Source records
· · ·

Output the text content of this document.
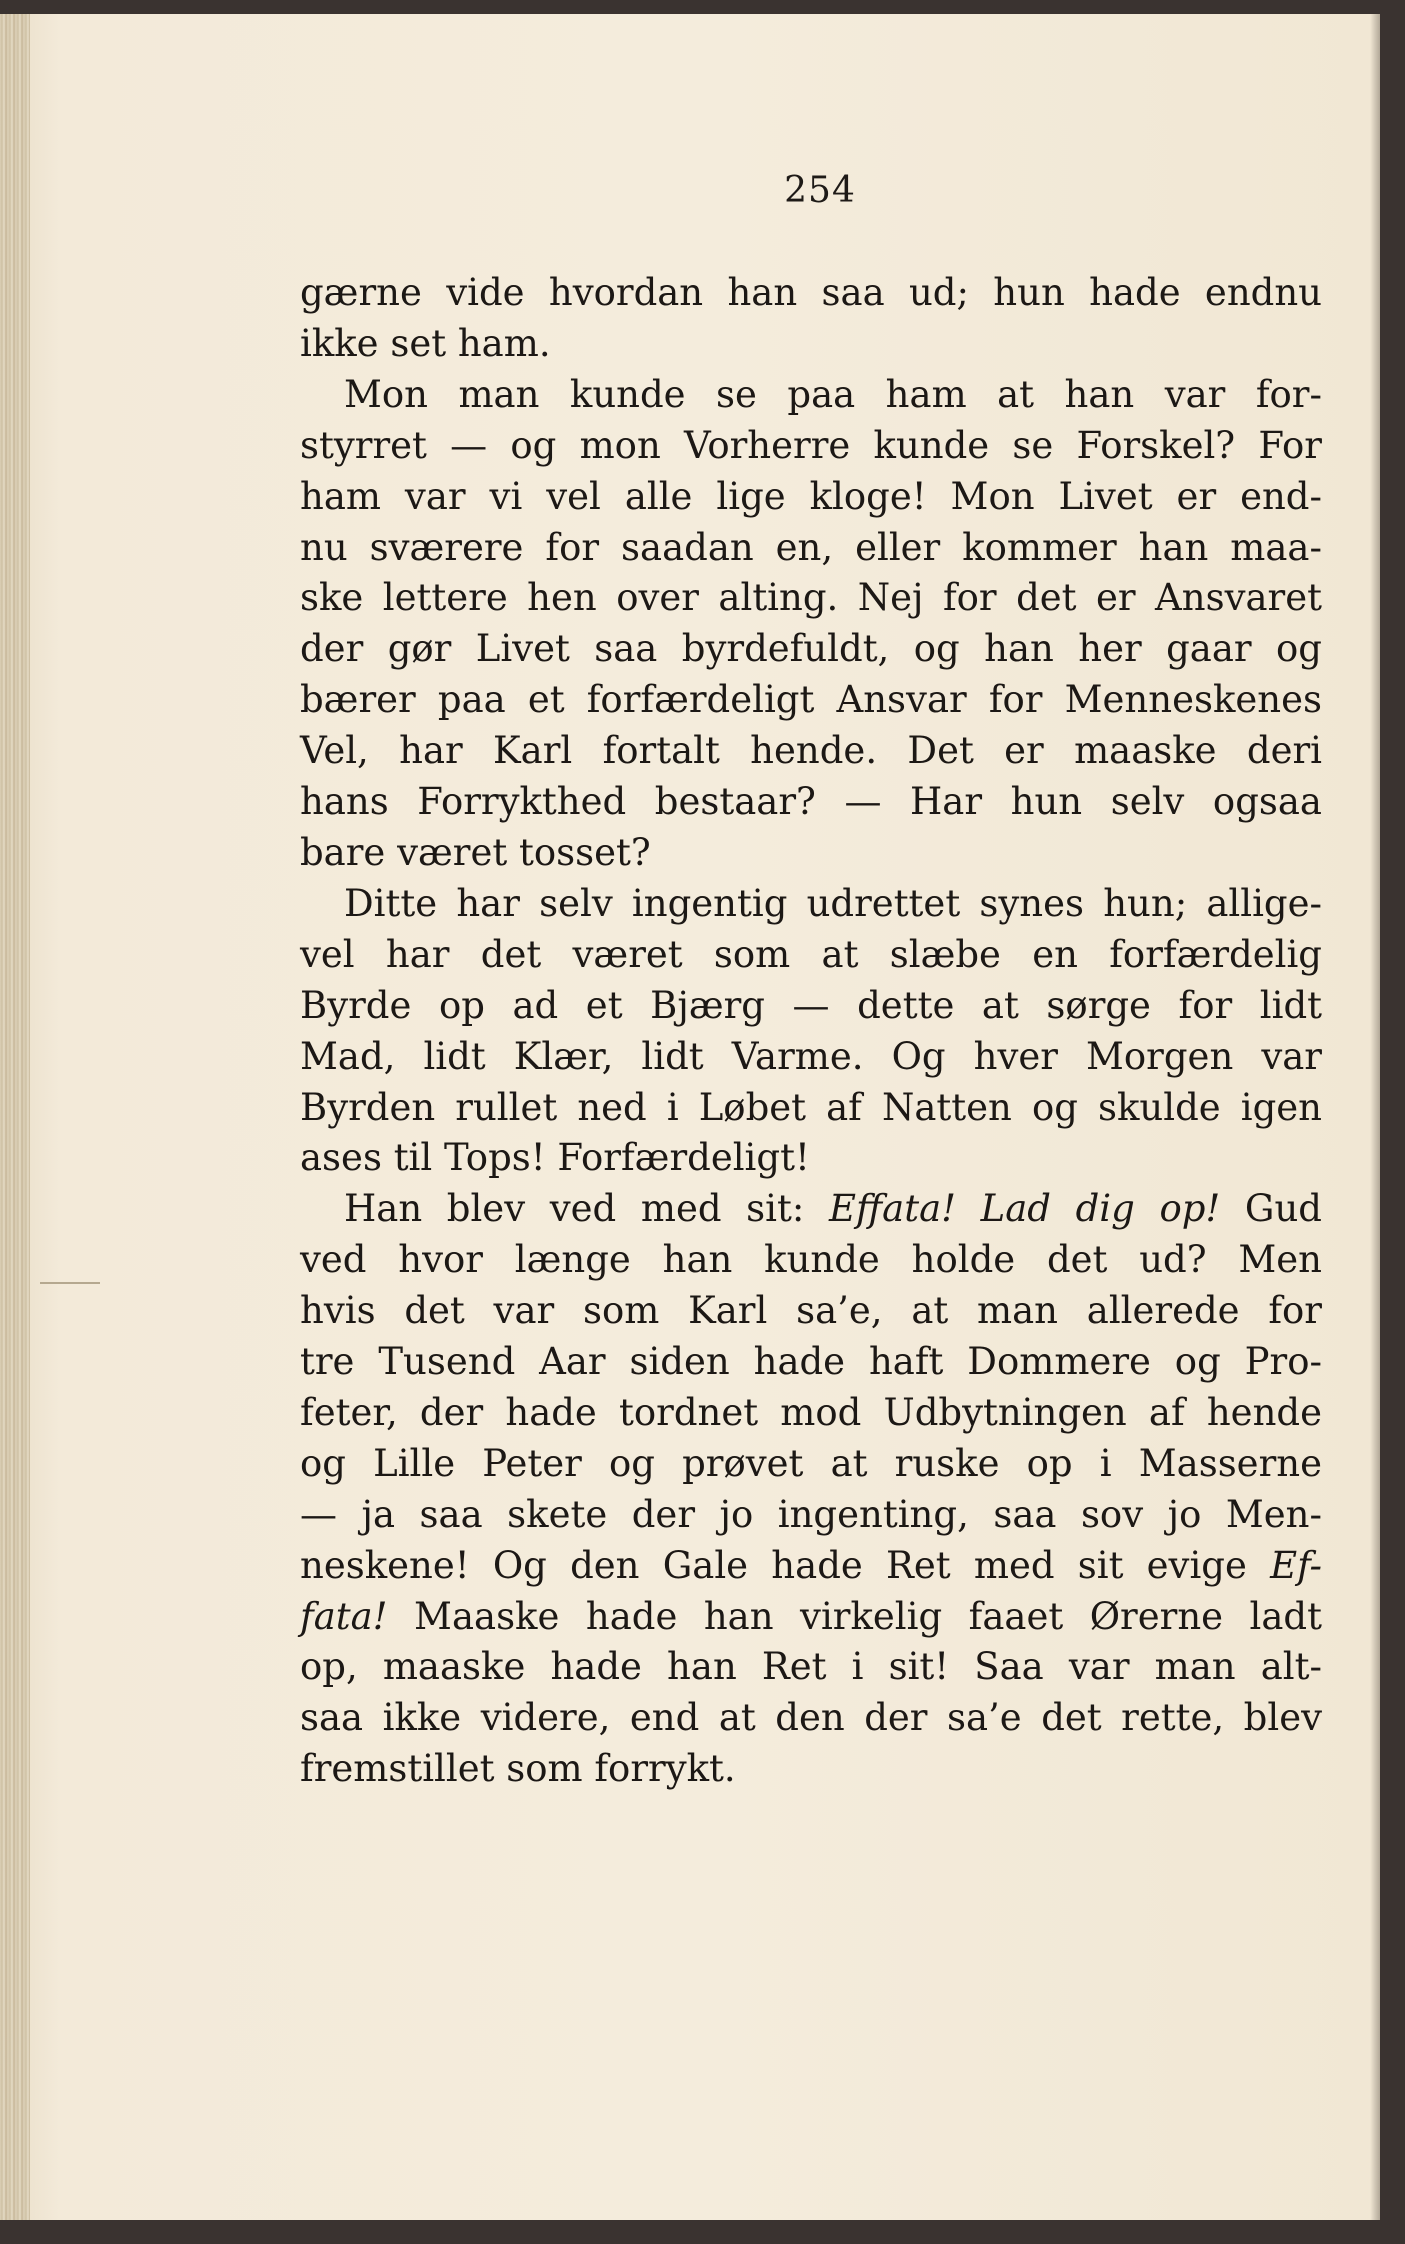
254
gærne vide hvordan han saa ud; hun hade endnu
ikke set ham.
Mon man kunde se paa ham at han var for-
styrret — og mon Vorherre kunde se Forskel? For
ham var vi vel alle lige kloge! Mon Livet er end-
nu sværere for saadan en, eller kommer han maa-
ske lettere hen over alting. Nej for det er Ansvaret
der gør Livet saa byrdefuldt, og han her gaar og
bærer paa et forfærdeligt Ansvar for Menneskenes
Vel, har Karl fortalt hende. Det er maaske deri
hans Forrykthed bestaar? — Har hun selv ogsaa
bare været tosset?
Ditte har selv ingentig udrettet synes hun; allige-
vel har det været som at slæbe en forfærdelig
Byrde op ad et Bjærg — dette at sørge for lidt
Mad, lidt Klær, lidt Varme. Og hver Morgen var
Byrden rullet ned i Løbet af Natten og skulde igen
ases til Tops! Forfærdeligt!
Han blev ved med sit: Effata! Lad dig op! Gud
ved hvor længe han kunde holde det ud? Men
hvis det var som Karl sa’e, at man allerede for
tre Tusend Aar siden hade haft Dommere og Pro-
feter, der hade tordnet mod Udbytningen af hende
og Lille Peter og prøvet at ruske op i Masserne
— ja saa skete der jo ingenting, saa sov jo Men-
neskene! Og den Gale hade Ret med sit evige Ef-
fata! Maaske hade han virkelig faaet Ørerne ladt
op, maaske hade han Ret i sit! Saa var man alt-
saa ikke videre, end at den der sa’e det rette, blev
fremstillet som forrykt.
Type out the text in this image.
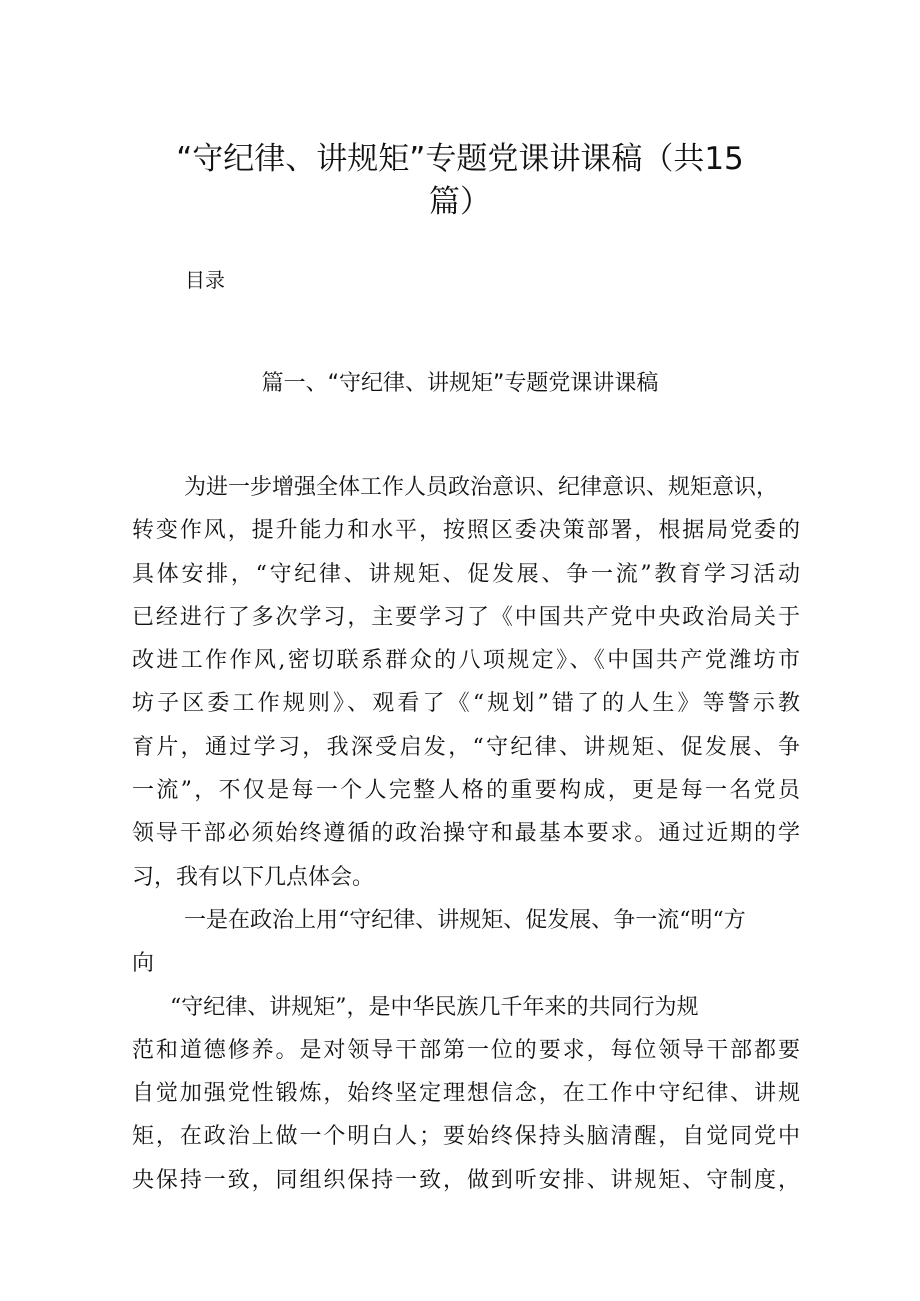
“守纪律、讲规矩”专题党课讲课稿（共15
篇）
目录
篇一、“守纪律、讲规矩”专题党课讲课稿
为进一步增强全体工作人员政治意识、纪律意识、规矩意识，
转变作风，提升能力和水平，按照区委决策部署，根据局党委的
具体安排，“守纪律、讲规矩、促发展、争一流”教育学习活动
已经进行了多次学习，主要学习了《中国共产党中央政治局关于
改进工作作风,密切联系群众的八项规定》、《中国共产党潍坊市
坊子区委工作规则》、观看了《“规划”错了的人生》等警示教
育片，通过学习，我深受启发，“守纪律、讲规矩、促发展、争
一流”，不仅是每一个人完整人格的重要构成，更是每一名党员
领导干部必须始终遵循的政治操守和最基本要求。通过近期的学
习，我有以下几点体会。
一是在政治上用“守纪律、讲规矩、促发展、争一流“明“方
向
“守纪律、讲规矩”，是中华民族几千年来的共同行为规
范和道德修养。是对领导干部第一位的要求，每位领导干部都要
自觉加强党性锻炼，始终坚定理想信念，在工作中守纪律、讲规
矩，在政治上做一个明白人；要始终保持头脑清醒，自觉同党中
央保持一致，同组织保持一致，做到听安排、讲规矩、守制度，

· · ·

__GIVEN EXERCISE__: Find "ikke". Copy every line it occurs in.

__CORRECT RESPONSE__:
ikke set ham.
saa ikke videre, end at den der sa’e det rette, blev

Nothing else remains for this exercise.